-- SHORT EXERCISE --
Copy every line with the string "meta" in it.

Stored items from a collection

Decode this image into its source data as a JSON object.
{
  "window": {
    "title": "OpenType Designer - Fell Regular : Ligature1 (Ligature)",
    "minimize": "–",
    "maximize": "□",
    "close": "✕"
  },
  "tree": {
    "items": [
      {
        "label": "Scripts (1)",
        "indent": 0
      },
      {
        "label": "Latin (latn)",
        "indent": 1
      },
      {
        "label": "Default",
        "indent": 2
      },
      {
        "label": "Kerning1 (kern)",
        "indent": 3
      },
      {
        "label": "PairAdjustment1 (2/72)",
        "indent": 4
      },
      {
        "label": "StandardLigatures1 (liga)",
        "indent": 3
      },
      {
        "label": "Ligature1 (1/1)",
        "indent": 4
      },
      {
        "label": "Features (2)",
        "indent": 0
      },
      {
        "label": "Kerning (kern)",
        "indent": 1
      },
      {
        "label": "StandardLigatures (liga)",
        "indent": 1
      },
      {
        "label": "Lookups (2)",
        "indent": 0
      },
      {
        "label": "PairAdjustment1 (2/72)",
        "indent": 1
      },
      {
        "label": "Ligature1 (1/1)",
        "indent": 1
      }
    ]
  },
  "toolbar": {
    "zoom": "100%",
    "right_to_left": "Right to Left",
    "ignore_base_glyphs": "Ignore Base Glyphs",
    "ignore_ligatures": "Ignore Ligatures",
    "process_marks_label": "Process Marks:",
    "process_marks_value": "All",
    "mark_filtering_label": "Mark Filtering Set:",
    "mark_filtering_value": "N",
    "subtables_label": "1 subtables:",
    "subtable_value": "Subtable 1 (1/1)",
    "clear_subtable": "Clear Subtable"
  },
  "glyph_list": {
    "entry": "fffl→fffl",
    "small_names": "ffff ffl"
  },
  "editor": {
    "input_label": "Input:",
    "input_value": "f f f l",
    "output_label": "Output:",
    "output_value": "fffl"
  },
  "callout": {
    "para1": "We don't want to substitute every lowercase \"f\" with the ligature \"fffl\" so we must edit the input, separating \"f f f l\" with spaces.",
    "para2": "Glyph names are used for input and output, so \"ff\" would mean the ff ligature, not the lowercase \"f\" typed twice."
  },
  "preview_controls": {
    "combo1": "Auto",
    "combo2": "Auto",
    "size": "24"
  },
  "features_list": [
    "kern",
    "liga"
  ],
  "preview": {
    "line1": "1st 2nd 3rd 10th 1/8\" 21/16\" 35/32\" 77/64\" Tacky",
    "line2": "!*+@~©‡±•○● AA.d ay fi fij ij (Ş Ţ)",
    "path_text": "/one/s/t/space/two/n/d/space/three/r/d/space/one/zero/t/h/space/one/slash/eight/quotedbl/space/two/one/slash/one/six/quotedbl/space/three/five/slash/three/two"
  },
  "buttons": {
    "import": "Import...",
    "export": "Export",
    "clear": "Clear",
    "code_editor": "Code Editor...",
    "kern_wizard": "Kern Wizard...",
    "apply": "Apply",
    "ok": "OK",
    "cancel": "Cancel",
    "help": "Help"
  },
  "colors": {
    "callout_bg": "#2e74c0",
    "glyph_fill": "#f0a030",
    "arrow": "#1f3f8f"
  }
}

* * *

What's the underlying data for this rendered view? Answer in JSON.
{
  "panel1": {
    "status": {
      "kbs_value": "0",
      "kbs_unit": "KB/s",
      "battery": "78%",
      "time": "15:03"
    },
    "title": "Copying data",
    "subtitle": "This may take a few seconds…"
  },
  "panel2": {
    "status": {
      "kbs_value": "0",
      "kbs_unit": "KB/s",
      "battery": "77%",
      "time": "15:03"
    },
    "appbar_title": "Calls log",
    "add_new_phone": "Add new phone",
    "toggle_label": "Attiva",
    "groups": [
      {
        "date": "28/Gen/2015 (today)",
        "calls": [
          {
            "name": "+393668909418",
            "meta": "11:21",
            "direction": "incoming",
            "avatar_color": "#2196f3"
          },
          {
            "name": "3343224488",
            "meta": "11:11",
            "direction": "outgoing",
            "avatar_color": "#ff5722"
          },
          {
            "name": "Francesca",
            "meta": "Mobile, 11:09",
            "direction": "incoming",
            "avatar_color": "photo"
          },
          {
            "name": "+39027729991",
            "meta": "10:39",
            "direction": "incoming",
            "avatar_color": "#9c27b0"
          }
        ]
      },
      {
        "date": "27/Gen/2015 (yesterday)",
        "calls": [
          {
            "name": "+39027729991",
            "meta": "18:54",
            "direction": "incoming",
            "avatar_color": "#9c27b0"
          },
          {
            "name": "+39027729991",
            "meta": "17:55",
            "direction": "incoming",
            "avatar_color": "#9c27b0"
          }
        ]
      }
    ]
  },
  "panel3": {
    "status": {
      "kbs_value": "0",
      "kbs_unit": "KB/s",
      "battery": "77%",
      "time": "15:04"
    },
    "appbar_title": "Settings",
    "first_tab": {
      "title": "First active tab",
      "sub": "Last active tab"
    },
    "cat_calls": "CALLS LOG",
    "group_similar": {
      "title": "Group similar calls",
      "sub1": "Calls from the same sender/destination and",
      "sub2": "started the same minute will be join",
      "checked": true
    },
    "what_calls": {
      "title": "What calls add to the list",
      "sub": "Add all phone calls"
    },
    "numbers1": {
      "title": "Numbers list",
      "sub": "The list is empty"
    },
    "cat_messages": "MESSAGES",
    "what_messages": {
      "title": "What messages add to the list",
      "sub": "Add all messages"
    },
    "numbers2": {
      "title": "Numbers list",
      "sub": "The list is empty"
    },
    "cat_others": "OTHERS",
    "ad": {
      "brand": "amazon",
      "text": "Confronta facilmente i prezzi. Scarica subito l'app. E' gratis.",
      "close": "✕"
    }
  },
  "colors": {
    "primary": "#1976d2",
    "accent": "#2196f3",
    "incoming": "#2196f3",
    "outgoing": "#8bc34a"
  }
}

-- OUTPUT BELOW --
            "meta": "11:21",
            "meta": "11:11",
            "meta": "Mobile, 11:09",
            "meta": "10:39",
            "meta": "18:54",
            "meta": "17:55",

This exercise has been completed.